• Texte fourni:
Que sait-on réellement des ninjas ? Fondements et avancées des recherches historiques

Histoire Culture

Le ninja a réellement existé, mais aujourd’hui, que sait-on de ce personnage ? Nous avons posé la question au professeur Yamada, spécialiste du sujet, qui ressort pour nous des documents historiques et des livres de ninjutsu.

Yamada Yûji YAMADA Yūji

Professeur à la faculté des sciences humaines de l’Université de Mie. Directeur adjoint du Centre international de recherche sur les ninjas. Né en 1967 dans la préfecture de Shizuoka. Ses principales publications comprennent « L’histoire des ninjas » et « L’esprit du ninja » (Ninja no rekishi et Ninja no seishin, tous deux chez Kadokawa Sensho). En février 2023, il a supervisé la publication de « La somme des études sur les ninjas » (Ninjagaku taizen, Presses de l’Université de Tokyo).

Les études historiques sur les ninjas au point zéro

Le professeur Yamada s’était d’abord spécialisé dans l’histoire des croyances japonaises médiévales, étudiant la conception nippone de l’âme et des esprits. Son implication dans la recherche sur les ninjas a démarré dans le cadre d’un projet de développement régional dans lequel l’université de Mie a collaboré avec la ville d’Iga, traditionnellement considérée comme le « berceau des ninjas ».

En octobre 2012, son université a lancé un programme de cours transversaux intitulé « Études sur les ninjas et le Ninjutsu ». Sous la direction de Yamada, des chercheurs en sciences exactes et sciences humaines ont exploré les réalités du corpus historique, littéraire et mythologique consacré aux ninjas à partir de leurs domaines d’expertise respectifs. La « Somme des études sur les ninjas » (ou Ninjagaku taizen), récemment publié, est l’aboutissement de ce travail. Il clarifie ce que l’on sait des pratiques et éthiques du ninja et l’essence du ninjutsu en tant qu’art de survie complet.

• Extrait de données:

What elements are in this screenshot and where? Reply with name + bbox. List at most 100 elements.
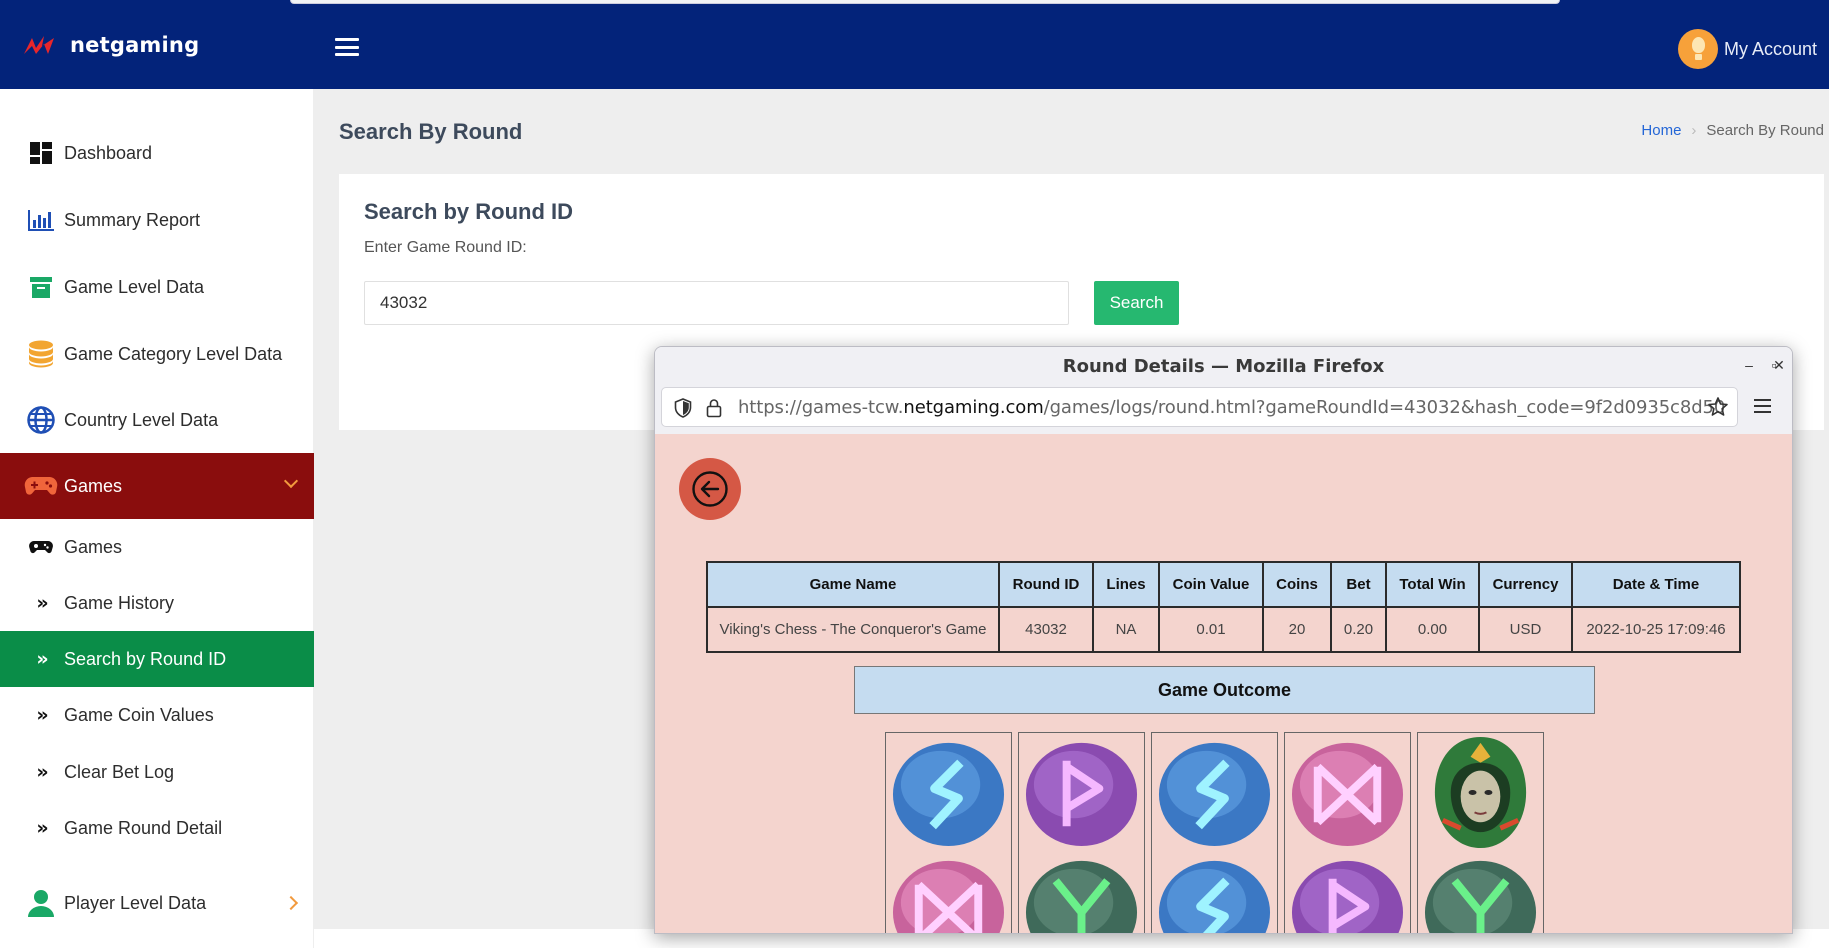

• À compléter:
**a)** Réécrivez le passage de l'article sur les ninjas qui commence par les mots contenant « Que sait-on réellement » et se termine par « livres de ninjutsu. », en remplaçant « documents historiques » par « archives anciennes ».
**b)** Rédigez la suite de l'article sur les recherches historiques consacrées aux ninjas.

• Réponses attendues:
**a)**
Que sait-on réellement des ninjas ? Fondements et avancées des recherches historiques

Histoire Culture

Le ninja a réellement existé, mais aujourd’hui, que sait-on de ce personnage ? Nous avons posé la question au professeur Yamada, spécialiste du sujet, qui ressort pour nous des archives anciennes et des livres de ninjutsu.

**b)**
« Le terme ‘ninja’ est très moderne », explique le professeur Yamada. « Il s’est imposé vers la fin des années 1950 dans la littérature. Historiquement, pendant la période des Provinces en guerre, ils ont été appelés suppa (littéralement ‘ondes transparentes’) ou rappa (‘ondes violentes’) dans certaines régions, mais leur dénomination historique véritable est shinobi (‘les discrets’). Ils ont été actifs de la période des cours du Nord et du Sud (1336-92) jusqu’à la fin de l’époque d’Edo (1603-1868). »

« Dans la guerre, l’action et les décisions du chef de guerre sont par nature ce que l’on regarde en premier abord, mais aucun leader ne peut pas se battre efficacement s’il ne recueille pas d’informations sur l’ennemi, sur la nature du terrain du camp ennemi, le nombre de troupes et la structure du château. C’est là que les ‘ninjas’ ont joué un rôle actif. Ils s’infiltraient en profondeur dans le pays d’un clan adverse pour savoir ce qui s’y passait, ou infiltraient les châteaux pour les piller ou les incendier, afin de déstabiliser l’ennemi ».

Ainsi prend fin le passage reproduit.